Given exercise:
Gather every line of the entries that includes the word "rendszer".

Dataset content:
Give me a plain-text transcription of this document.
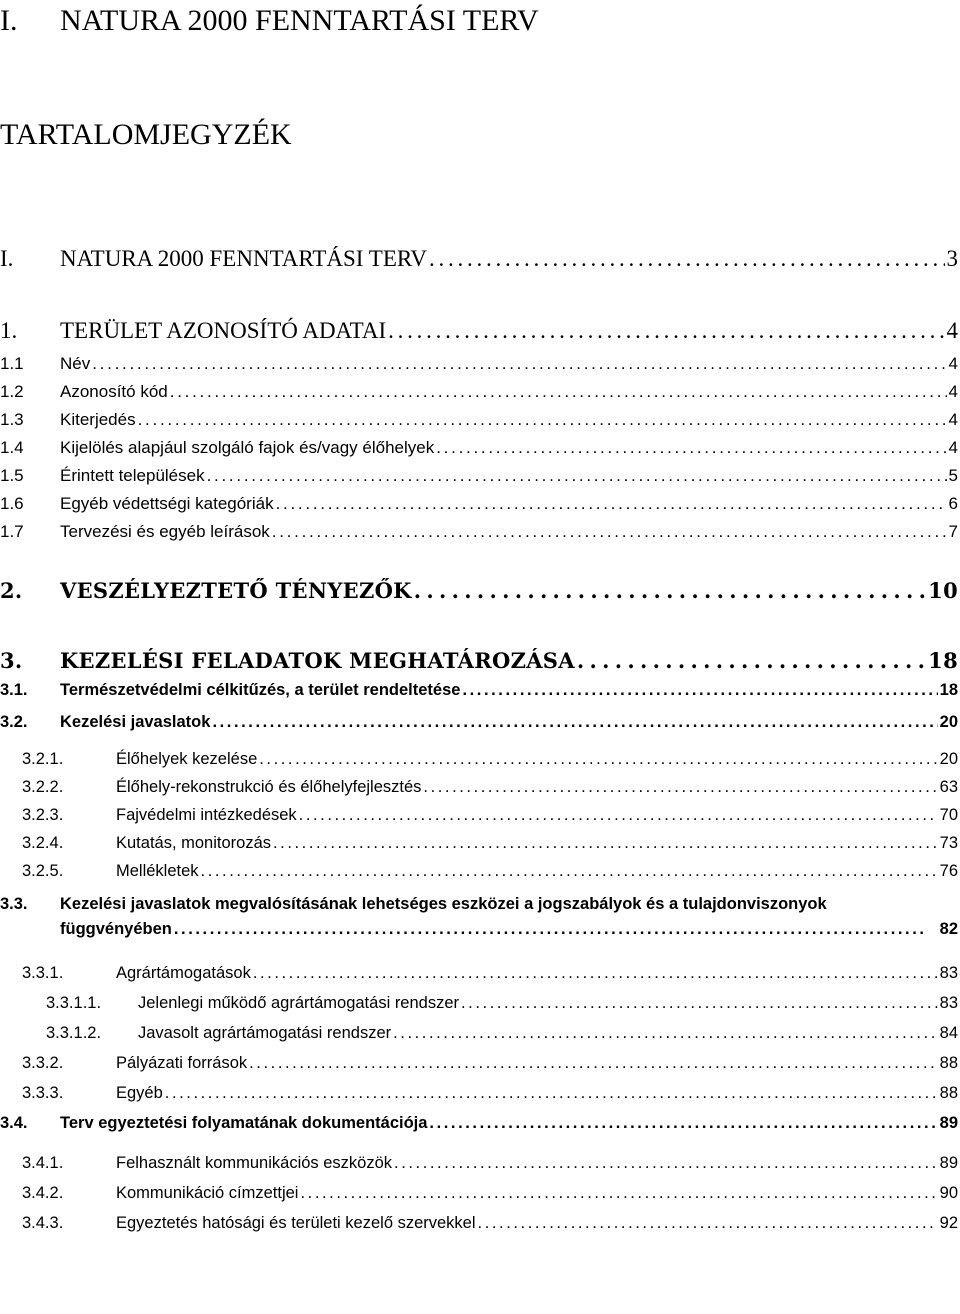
I. NATURA 2000 FENNTARTÁSI TERV
TARTALOMJEGYZÉK
I.	NATURA 2000 FENNTARTÁSI TERV . . .	3
1.	TERÜLET AZONOSÍTÓ ADATAI . . .	4
1.1	Név . . .	4
1.2	Azonosító kód . . .	4
1.3	Kiterjedés . . .	4
1.4	Kijelölés alapjául szolgáló fajok és/vagy élőhelyek . . .	4
1.5	Érintett települések . . .	5
1.6	Egyéb védettségi kategóriák . . .	6
1.7	Tervezési és egyéb leírások . . .	7
2.	VESZÉLYEZTETŐ TÉNYEZŐK . . .	10
3.	KEZELÉSI FELADATOK MEGHATÁROZÁSA . . .	18
3.1.	Természetvédelmi célkitűzés, a terület rendeltetése . . .	18
3.2.	Kezelési javaslatok . . .	20
3.2.1.	Élőhelyek kezelése . . .	20
3.2.2.	Élőhely-rekonstrukció és élőhelyfejlesztés . . .	63
3.2.3.	Fajvédelmi intézkedések . . .	70
3.2.4.	Kutatás, monitorozás . . .	73
3.2.5.	Mellékletek . . .	76
3.3.	Kezelési javaslatok megvalósításának lehetséges eszközei a jogszabályok és a tulajdonviszonyok
függvényében . . .	82
3.3.1.	Agrártámogatások . . .	83
3.3.1.1.	Jelenlegi működő agrártámogatási rendszer . . .	83
3.3.1.2.	Javasolt agrártámogatási rendszer . . .	84
3.3.2.	Pályázati források . . .	88
3.3.3.	Egyéb . . .	88
3.4.	Terv egyeztetési folyamatának dokumentációja . . .	89
3.4.1.	Felhasznált kommunikációs eszközök . . .	89
3.4.2.	Kommunikáció címzettjei . . .	90
3.4.3.	Egyeztetés hatósági és területi kezelő szervekkel . . .	92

Written answer:
3.3.1.1.	Jelenlegi működő agrártámogatási rendszer . . .	83
3.3.1.2.	Javasolt agrártámogatási rendszer . . .	84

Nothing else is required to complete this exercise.